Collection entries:
-=-=-
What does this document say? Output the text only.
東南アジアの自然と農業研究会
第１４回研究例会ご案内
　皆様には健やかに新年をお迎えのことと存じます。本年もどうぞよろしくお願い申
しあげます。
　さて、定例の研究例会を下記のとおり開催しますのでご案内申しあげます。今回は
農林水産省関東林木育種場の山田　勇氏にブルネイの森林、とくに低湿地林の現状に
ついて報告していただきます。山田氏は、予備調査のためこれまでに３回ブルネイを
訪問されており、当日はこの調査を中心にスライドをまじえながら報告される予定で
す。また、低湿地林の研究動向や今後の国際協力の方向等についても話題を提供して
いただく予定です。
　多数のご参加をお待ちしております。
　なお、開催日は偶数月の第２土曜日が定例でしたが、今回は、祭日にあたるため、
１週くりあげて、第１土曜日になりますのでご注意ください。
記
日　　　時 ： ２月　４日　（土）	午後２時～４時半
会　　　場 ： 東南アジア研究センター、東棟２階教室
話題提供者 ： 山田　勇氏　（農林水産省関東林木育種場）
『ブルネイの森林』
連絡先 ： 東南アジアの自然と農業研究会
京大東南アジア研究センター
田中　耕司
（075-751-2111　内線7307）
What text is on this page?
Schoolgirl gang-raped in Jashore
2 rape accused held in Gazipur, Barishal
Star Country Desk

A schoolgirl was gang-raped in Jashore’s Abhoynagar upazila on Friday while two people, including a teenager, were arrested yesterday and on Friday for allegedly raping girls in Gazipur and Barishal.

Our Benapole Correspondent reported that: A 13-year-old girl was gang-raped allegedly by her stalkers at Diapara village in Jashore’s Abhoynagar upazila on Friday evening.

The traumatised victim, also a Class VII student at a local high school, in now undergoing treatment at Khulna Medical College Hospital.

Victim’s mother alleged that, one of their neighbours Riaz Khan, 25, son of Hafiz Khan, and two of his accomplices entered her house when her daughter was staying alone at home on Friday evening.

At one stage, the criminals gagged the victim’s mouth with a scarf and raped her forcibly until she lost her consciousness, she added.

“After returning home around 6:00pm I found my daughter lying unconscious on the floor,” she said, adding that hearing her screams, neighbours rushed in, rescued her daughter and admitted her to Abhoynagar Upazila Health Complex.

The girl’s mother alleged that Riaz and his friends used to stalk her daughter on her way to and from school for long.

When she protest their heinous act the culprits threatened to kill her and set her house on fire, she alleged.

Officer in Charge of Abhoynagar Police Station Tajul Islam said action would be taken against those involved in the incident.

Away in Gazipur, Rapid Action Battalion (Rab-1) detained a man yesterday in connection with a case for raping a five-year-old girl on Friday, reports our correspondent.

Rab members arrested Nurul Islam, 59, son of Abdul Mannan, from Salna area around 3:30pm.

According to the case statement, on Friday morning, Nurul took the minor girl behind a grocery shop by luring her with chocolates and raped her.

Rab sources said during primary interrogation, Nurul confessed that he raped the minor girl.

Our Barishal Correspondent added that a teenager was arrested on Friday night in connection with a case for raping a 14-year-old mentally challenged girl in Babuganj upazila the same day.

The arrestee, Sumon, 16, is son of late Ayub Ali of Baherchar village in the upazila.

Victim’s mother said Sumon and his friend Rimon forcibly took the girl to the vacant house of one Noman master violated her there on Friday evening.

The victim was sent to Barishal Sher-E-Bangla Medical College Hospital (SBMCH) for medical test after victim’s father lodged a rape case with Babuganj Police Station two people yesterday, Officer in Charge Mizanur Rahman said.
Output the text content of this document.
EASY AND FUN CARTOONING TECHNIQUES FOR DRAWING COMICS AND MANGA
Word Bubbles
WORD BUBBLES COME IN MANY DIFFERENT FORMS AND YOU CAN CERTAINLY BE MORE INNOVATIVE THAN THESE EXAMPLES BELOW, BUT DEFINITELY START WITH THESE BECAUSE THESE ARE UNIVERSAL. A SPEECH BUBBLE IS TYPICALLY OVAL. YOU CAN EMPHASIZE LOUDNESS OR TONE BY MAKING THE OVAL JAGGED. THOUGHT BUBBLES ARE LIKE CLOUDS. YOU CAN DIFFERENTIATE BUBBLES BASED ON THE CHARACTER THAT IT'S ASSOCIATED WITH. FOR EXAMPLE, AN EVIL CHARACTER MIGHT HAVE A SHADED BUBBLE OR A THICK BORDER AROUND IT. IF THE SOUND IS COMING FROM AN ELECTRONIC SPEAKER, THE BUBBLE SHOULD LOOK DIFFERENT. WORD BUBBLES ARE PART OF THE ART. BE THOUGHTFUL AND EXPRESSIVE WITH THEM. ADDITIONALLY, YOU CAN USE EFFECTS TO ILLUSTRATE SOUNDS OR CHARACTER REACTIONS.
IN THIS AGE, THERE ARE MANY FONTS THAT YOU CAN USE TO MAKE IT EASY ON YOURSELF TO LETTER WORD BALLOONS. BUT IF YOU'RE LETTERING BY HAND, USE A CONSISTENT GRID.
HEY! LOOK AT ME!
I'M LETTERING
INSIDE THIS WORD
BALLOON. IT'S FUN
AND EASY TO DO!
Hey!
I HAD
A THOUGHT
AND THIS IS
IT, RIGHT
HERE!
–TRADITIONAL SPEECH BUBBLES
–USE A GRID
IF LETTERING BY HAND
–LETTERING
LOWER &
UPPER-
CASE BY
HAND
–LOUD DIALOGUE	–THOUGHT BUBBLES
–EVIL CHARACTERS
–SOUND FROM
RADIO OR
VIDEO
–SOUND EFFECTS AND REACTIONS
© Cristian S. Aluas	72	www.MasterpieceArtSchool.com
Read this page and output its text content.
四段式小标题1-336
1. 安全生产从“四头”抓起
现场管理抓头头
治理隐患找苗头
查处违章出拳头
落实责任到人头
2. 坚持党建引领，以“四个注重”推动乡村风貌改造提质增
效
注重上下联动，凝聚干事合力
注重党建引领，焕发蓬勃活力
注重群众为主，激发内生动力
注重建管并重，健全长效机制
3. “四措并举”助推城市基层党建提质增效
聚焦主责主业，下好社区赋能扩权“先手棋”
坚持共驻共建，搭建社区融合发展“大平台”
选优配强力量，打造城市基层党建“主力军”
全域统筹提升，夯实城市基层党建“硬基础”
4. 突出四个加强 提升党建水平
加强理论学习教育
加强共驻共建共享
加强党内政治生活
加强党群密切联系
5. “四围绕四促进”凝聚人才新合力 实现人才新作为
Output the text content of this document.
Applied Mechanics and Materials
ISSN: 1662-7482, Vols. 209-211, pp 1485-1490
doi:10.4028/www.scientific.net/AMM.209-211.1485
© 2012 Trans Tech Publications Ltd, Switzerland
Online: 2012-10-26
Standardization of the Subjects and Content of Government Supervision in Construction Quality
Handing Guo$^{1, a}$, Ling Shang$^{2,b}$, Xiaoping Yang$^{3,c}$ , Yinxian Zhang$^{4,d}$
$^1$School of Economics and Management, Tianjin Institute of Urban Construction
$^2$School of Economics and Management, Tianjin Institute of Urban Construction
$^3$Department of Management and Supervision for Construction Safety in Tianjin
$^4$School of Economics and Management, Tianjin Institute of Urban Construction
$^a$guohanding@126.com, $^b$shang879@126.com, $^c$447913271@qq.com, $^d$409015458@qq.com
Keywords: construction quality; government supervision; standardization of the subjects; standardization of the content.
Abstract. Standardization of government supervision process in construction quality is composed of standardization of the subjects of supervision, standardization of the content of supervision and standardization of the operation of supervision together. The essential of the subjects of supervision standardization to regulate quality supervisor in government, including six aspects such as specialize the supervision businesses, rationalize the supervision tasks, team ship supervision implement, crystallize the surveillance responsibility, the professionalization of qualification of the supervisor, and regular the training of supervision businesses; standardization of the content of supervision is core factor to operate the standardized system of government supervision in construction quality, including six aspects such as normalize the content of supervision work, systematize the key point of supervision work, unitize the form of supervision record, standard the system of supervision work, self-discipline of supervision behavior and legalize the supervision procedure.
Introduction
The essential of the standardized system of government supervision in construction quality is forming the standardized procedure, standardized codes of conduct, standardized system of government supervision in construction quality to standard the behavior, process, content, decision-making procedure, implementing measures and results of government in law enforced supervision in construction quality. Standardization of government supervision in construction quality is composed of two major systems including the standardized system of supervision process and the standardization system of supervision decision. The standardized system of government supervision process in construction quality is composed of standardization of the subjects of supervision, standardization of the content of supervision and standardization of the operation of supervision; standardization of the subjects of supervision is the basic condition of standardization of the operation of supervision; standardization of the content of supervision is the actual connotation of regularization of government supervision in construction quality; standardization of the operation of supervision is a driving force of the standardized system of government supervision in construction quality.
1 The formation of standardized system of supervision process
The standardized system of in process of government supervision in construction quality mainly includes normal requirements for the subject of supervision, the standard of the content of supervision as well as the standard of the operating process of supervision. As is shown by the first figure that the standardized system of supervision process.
-=-=-
Stated problem:
Looking at the records above, count the lines where the word "EVIL" appears. State only the number.

Exercise response:
2